- SET TASK: Each line of the material must be repeated precisely, with the pictures left out.

- DATA FOR THIS EXERCISE:
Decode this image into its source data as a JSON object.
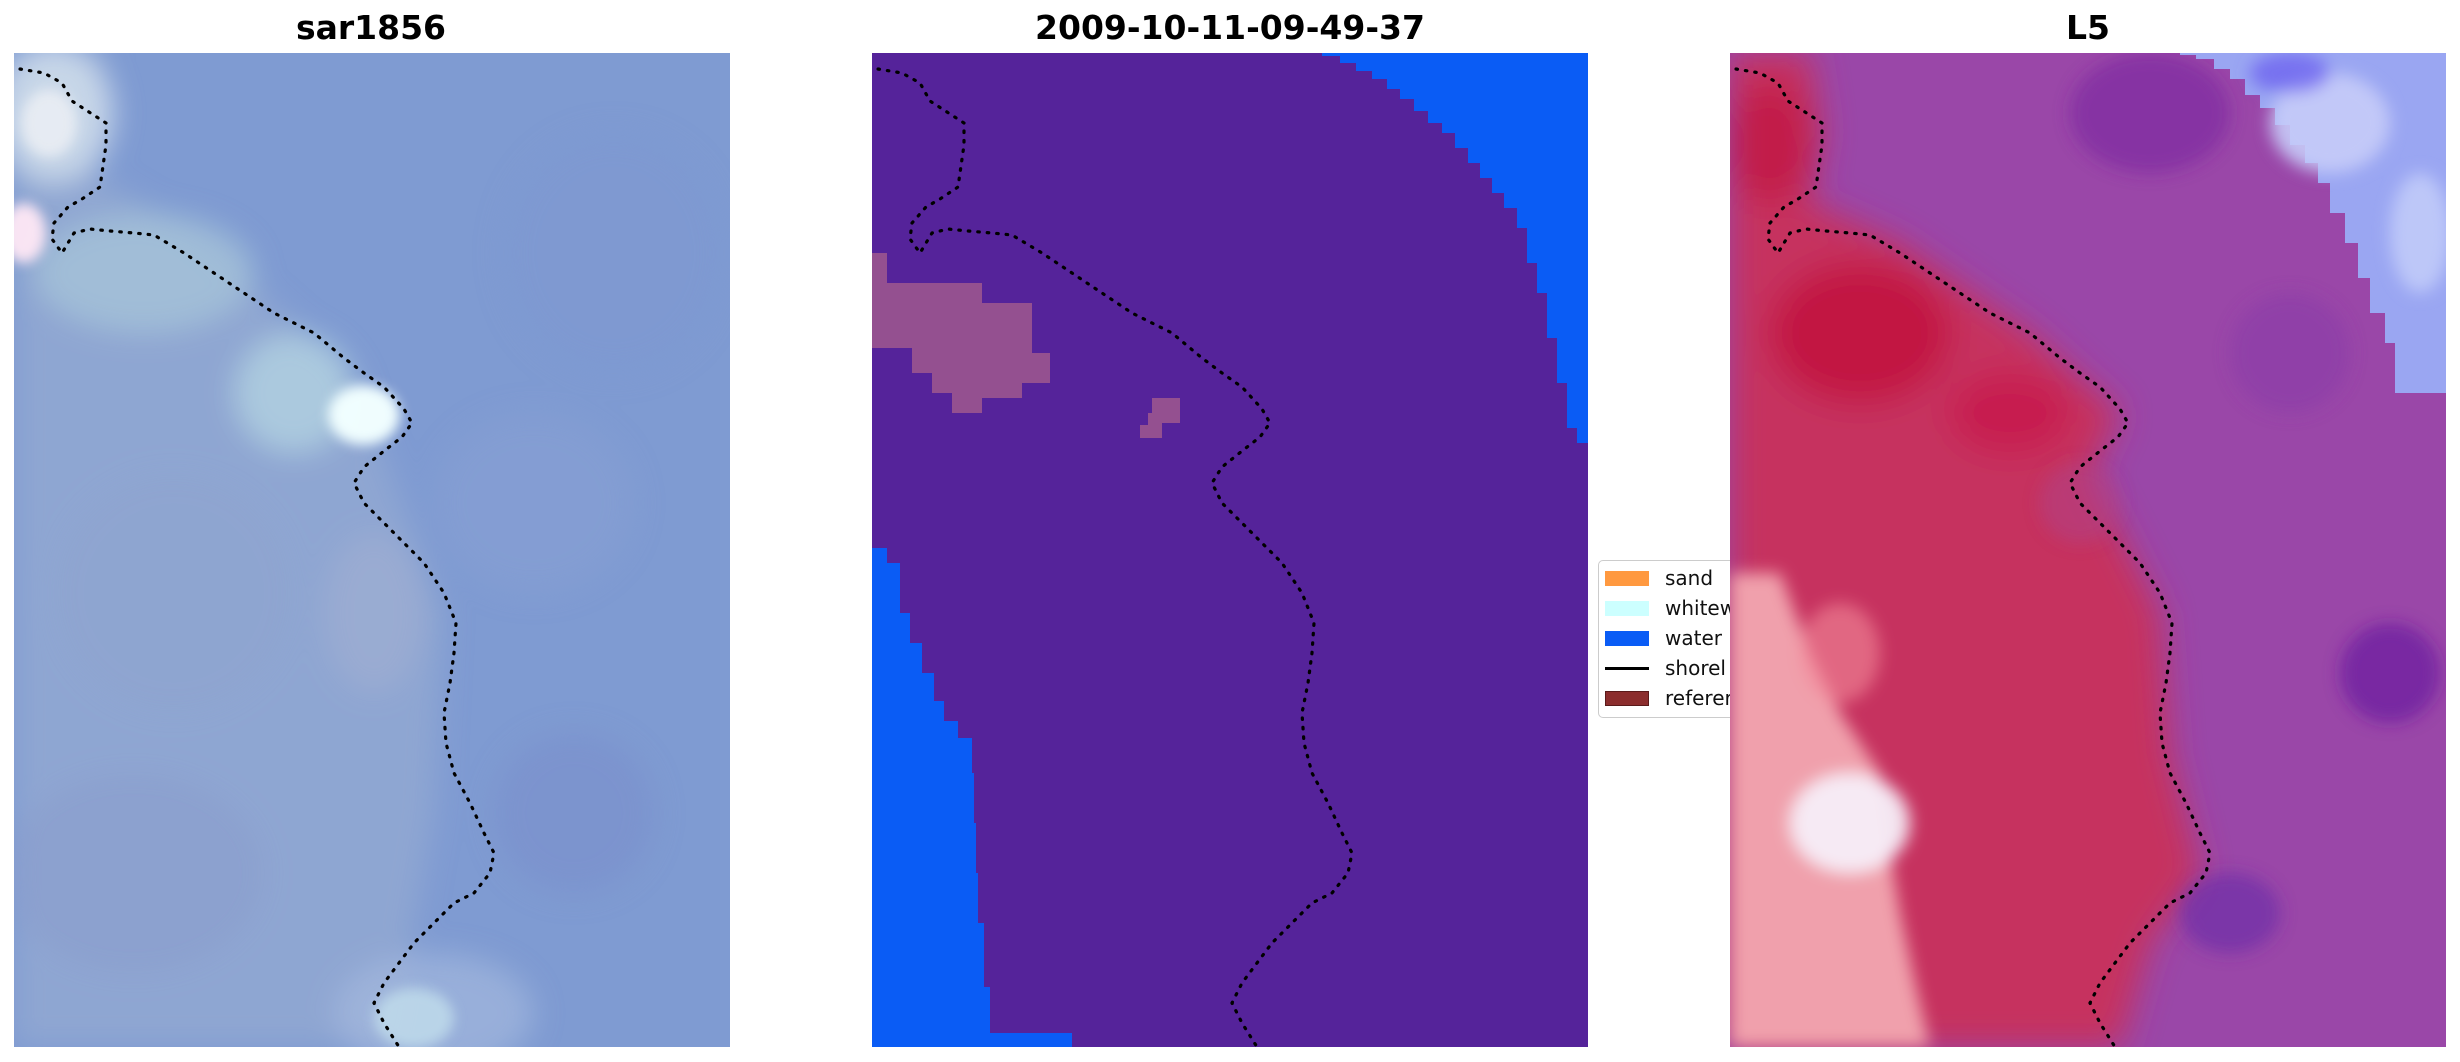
{
  "panels": {
    "left": {
      "title": "sar1856"
    },
    "middle": {
      "title": "2009-10-11-09-49-37"
    },
    "right": {
      "title": "L5"
    }
  },
  "legend": {
    "entries": [
      {
        "label": "sand",
        "color": "#ff9940",
        "kind": "patch"
      },
      {
        "label": "whitew",
        "color": "#ccffff",
        "kind": "patch"
      },
      {
        "label": "water",
        "color": "#0a5cf5",
        "kind": "patch"
      },
      {
        "label": "shorel",
        "color": "#000000",
        "kind": "line"
      },
      {
        "label": "referer",
        "color": "#8b2d2d",
        "kind": "patch"
      }
    ]
  },
  "colors": {
    "classified_background": "#55239a",
    "water": "#0a5cf5",
    "reference_overlay": "#a0588e",
    "shoreline": "#000000",
    "sar_base": "#7f9bd2",
    "l5_land": "#c6325f",
    "l5_water": "#9a47a8"
  }
}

- FINISHED EXERCISE:
Decode this image into its source data as a JSON object.
{
  "panels": {
    "left": {
      "title": "sar1856"
    },
    "middle": {
      "title": "2009-10-11-09-49-37"
    },
    "right": {
      "title": "L5"
    }
  },
  "legend": {
    "entries": [
      {
        "label": "sand",
        "color": "#ff9940",
        "kind": "patch"
      },
      {
        "label": "whitew",
        "color": "#ccffff",
        "kind": "patch"
      },
      {
        "label": "water",
        "color": "#0a5cf5",
        "kind": "patch"
      },
      {
        "label": "shorel",
        "color": "#000000",
        "kind": "line"
      },
      {
        "label": "referer",
        "color": "#8b2d2d",
        "kind": "patch"
      }
    ]
  },
  "colors": {
    "classified_background": "#55239a",
    "water": "#0a5cf5",
    "reference_overlay": "#a0588e",
    "shoreline": "#000000",
    "sar_base": "#7f9bd2",
    "l5_land": "#c6325f",
    "l5_water": "#9a47a8"
  }
}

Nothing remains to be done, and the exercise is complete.